» Supplied material:
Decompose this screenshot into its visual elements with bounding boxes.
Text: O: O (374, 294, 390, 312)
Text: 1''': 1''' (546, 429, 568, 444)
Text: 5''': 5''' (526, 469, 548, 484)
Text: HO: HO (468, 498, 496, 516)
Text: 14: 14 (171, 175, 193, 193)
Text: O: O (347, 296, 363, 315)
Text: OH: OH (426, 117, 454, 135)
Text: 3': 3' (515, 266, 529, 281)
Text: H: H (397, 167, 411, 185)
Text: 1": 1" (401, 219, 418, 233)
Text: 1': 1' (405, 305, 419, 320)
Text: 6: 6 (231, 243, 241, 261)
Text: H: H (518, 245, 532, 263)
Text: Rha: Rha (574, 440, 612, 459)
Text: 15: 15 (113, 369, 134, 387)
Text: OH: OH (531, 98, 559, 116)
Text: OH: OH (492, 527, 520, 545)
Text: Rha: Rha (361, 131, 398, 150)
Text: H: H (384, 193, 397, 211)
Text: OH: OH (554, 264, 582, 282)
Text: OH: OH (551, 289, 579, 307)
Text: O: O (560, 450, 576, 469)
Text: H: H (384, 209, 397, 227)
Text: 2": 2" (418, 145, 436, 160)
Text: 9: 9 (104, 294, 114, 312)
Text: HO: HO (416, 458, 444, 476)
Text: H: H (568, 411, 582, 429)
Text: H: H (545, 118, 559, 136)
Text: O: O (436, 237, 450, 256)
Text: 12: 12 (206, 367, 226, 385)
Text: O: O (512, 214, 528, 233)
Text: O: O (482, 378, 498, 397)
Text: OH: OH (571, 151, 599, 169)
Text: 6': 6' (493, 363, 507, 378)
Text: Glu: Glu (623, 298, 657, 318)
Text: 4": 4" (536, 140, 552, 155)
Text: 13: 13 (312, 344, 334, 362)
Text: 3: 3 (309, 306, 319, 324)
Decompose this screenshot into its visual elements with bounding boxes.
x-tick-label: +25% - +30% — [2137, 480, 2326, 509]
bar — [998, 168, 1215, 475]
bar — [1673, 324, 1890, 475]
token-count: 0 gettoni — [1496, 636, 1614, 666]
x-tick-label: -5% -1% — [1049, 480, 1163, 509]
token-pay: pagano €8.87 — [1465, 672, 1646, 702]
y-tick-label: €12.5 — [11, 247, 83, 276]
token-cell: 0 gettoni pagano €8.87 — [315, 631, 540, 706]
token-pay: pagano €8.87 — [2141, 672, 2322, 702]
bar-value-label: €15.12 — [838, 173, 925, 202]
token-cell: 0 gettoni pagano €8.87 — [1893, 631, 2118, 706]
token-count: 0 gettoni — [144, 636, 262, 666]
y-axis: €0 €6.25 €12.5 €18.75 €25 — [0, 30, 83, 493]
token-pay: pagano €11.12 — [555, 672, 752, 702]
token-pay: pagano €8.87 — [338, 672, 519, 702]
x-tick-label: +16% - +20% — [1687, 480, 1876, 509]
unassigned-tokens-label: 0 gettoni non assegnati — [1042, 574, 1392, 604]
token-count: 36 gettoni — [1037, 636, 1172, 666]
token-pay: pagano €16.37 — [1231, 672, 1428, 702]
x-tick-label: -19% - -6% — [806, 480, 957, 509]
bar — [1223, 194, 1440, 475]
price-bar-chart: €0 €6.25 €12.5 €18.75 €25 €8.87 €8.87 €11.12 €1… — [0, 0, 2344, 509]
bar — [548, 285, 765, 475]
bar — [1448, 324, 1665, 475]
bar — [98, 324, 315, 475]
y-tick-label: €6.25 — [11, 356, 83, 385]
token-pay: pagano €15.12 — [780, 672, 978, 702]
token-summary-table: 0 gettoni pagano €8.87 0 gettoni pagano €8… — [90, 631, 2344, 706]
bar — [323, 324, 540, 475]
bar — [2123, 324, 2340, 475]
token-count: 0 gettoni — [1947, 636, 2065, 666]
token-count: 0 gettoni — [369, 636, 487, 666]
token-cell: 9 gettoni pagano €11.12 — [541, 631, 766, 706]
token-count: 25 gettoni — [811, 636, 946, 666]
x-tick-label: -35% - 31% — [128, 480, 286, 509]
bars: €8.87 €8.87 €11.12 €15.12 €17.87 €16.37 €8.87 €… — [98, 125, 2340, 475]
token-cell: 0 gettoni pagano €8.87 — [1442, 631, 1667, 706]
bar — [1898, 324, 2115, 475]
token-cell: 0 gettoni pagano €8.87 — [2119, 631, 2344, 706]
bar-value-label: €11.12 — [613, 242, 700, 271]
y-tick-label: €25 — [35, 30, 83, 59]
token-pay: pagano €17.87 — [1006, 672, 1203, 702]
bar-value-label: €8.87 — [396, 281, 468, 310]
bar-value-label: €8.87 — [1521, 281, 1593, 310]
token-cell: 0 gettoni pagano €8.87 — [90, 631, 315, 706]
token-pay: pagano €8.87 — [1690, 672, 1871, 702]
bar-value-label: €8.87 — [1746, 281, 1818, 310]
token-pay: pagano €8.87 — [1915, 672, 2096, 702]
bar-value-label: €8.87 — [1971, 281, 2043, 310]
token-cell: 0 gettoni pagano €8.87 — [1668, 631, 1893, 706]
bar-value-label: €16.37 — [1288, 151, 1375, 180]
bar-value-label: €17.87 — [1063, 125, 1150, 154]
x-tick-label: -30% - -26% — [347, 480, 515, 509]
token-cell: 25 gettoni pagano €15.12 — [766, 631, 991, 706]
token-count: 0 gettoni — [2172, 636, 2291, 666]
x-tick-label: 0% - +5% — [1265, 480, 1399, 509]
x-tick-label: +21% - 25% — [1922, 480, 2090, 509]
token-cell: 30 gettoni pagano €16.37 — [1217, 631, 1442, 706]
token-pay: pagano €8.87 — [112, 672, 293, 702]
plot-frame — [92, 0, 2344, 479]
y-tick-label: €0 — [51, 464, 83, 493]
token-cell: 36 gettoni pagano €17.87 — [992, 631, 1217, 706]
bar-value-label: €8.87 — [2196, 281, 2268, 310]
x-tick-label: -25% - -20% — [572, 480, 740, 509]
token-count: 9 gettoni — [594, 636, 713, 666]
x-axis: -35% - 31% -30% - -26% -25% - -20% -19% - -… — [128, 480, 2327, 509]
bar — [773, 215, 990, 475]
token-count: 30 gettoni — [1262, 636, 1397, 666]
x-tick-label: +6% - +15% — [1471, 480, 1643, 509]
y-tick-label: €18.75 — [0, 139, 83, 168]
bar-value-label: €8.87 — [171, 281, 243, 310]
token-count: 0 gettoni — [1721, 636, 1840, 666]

» Work to complete: Reproduce every line of the entries above word for word, with nothing left out.

» Result:
Decompose this screenshot into its visual elements with bounding boxes.
Text: O: O (374, 294, 390, 312)
Text: 1''': 1''' (546, 429, 568, 444)
Text: 5''': 5''' (526, 469, 548, 484)
Text: HO: HO (468, 498, 496, 516)
Text: 14: 14 (171, 175, 193, 193)
Text: O: O (347, 296, 363, 315)
Text: OH: OH (426, 117, 454, 135)
Text: 3': 3' (515, 266, 529, 281)
Text: H: H (397, 167, 411, 185)
Text: 1": 1" (401, 219, 418, 233)
Text: 1': 1' (405, 305, 419, 320)
Text: 6: 6 (231, 243, 241, 261)
Text: H: H (518, 245, 532, 263)
Text: Rha: Rha (574, 440, 612, 459)
Text: 15: 15 (113, 369, 134, 387)
Text: OH: OH (531, 98, 559, 116)
Text: OH: OH (492, 527, 520, 545)
Text: Rha: Rha (361, 131, 398, 150)
Text: H: H (384, 193, 397, 211)
Text: OH: OH (554, 264, 582, 282)
Text: OH: OH (551, 289, 579, 307)
Text: O: O (560, 450, 576, 469)
Text: H: H (384, 209, 397, 227)
Text: 2": 2" (418, 145, 436, 160)
Text: 9: 9 (104, 294, 114, 312)
Text: HO: HO (416, 458, 444, 476)
Text: H: H (568, 411, 582, 429)
Text: H: H (545, 118, 559, 136)
Text: O: O (436, 237, 450, 256)
Text: 12: 12 (206, 367, 226, 385)
Text: O: O (512, 214, 528, 233)
Text: O: O (482, 378, 498, 397)
Text: OH: OH (571, 151, 599, 169)
Text: 6': 6' (493, 363, 507, 378)
Text: Glu: Glu (623, 298, 657, 318)
Text: 4": 4" (536, 140, 552, 155)
Text: 13: 13 (312, 344, 334, 362)
Text: 3: 3 (309, 306, 319, 324)
Decompose this screenshot into its visual elements with bounding boxes.
x-tick-label: +25% - +30% — [2137, 480, 2326, 509]
bar — [998, 168, 1215, 475]
bar — [1673, 324, 1890, 475]
token-count: 0 gettoni — [1496, 636, 1614, 666]
x-tick-label: -5% -1% — [1049, 480, 1163, 509]
token-pay: pagano €8.87 — [1465, 672, 1646, 702]
y-tick-label: €12.5 — [11, 247, 83, 276]
token-cell: 0 gettoni pagano €8.87 — [315, 631, 540, 706]
token-pay: pagano €8.87 — [2141, 672, 2322, 702]
bar-value-label: €15.12 — [838, 173, 925, 202]
token-cell: 0 gettoni pagano €8.87 — [1893, 631, 2118, 706]
token-count: 0 gettoni — [144, 636, 262, 666]
y-axis: €0 €6.25 €12.5 €18.75 €25 — [0, 30, 83, 493]
token-pay: pagano €11.12 — [555, 672, 752, 702]
token-pay: pagano €8.87 — [338, 672, 519, 702]
x-tick-label: +16% - +20% — [1687, 480, 1876, 509]
unassigned-tokens-label: 0 gettoni non assegnati — [1042, 574, 1392, 604]
token-count: 36 gettoni — [1037, 636, 1172, 666]
token-pay: pagano €16.37 — [1231, 672, 1428, 702]
x-tick-label: -19% - -6% — [806, 480, 957, 509]
bar — [1223, 194, 1440, 475]
price-bar-chart: €0 €6.25 €12.5 €18.75 €25 €8.87 €8.87 €11.12 €1… — [0, 0, 2344, 509]
bar — [548, 285, 765, 475]
bar — [1448, 324, 1665, 475]
bar — [98, 324, 315, 475]
y-tick-label: €6.25 — [11, 356, 83, 385]
token-pay: pagano €15.12 — [780, 672, 978, 702]
token-summary-table: 0 gettoni pagano €8.87 0 gettoni pagano €8… — [90, 631, 2344, 706]
bar — [323, 324, 540, 475]
bar — [2123, 324, 2340, 475]
token-count: 0 gettoni — [1947, 636, 2065, 666]
token-count: 0 gettoni — [369, 636, 487, 666]
token-cell: 9 gettoni pagano €11.12 — [541, 631, 766, 706]
token-count: 25 gettoni — [811, 636, 946, 666]
x-tick-label: -35% - 31% — [128, 480, 286, 509]
bars: €8.87 €8.87 €11.12 €15.12 €17.87 €16.37 €8.87 €… — [98, 125, 2340, 475]
token-cell: 0 gettoni pagano €8.87 — [1442, 631, 1667, 706]
bar — [1898, 324, 2115, 475]
token-cell: 0 gettoni pagano €8.87 — [2119, 631, 2344, 706]
bar-value-label: €11.12 — [613, 242, 700, 271]
y-tick-label: €25 — [35, 30, 83, 59]
token-pay: pagano €17.87 — [1006, 672, 1203, 702]
bar-value-label: €8.87 — [396, 281, 468, 310]
bar-value-label: €8.87 — [1521, 281, 1593, 310]
token-cell: 0 gettoni pagano €8.87 — [90, 631, 315, 706]
token-pay: pagano €8.87 — [1690, 672, 1871, 702]
bar-value-label: €8.87 — [1746, 281, 1818, 310]
token-pay: pagano €8.87 — [1915, 672, 2096, 702]
bar-value-label: €8.87 — [1971, 281, 2043, 310]
token-cell: 0 gettoni pagano €8.87 — [1668, 631, 1893, 706]
bar-value-label: €16.37 — [1288, 151, 1375, 180]
bar-value-label: €17.87 — [1063, 125, 1150, 154]
x-tick-label: -30% - -26% — [347, 480, 515, 509]
token-cell: 25 gettoni pagano €15.12 — [766, 631, 991, 706]
token-count: 0 gettoni — [2172, 636, 2291, 666]
x-tick-label: 0% - +5% — [1265, 480, 1399, 509]
x-tick-label: +21% - 25% — [1922, 480, 2090, 509]
token-cell: 30 gettoni pagano €16.37 — [1217, 631, 1442, 706]
token-pay: pagano €8.87 — [112, 672, 293, 702]
plot-frame — [92, 0, 2344, 479]
y-tick-label: €0 — [51, 464, 83, 493]
token-cell: 36 gettoni pagano €17.87 — [992, 631, 1217, 706]
bar-value-label: €8.87 — [2196, 281, 2268, 310]
x-tick-label: -25% - -20% — [572, 480, 740, 509]
token-count: 9 gettoni — [594, 636, 713, 666]
x-axis: -35% - 31% -30% - -26% -25% - -20% -19% - -… — [128, 480, 2327, 509]
bar — [773, 215, 990, 475]
token-count: 30 gettoni — [1262, 636, 1397, 666]
x-tick-label: +6% - +15% — [1471, 480, 1643, 509]
y-tick-label: €18.75 — [0, 139, 83, 168]
bar-value-label: €8.87 — [171, 281, 243, 310]
token-count: 0 gettoni — [1721, 636, 1840, 666]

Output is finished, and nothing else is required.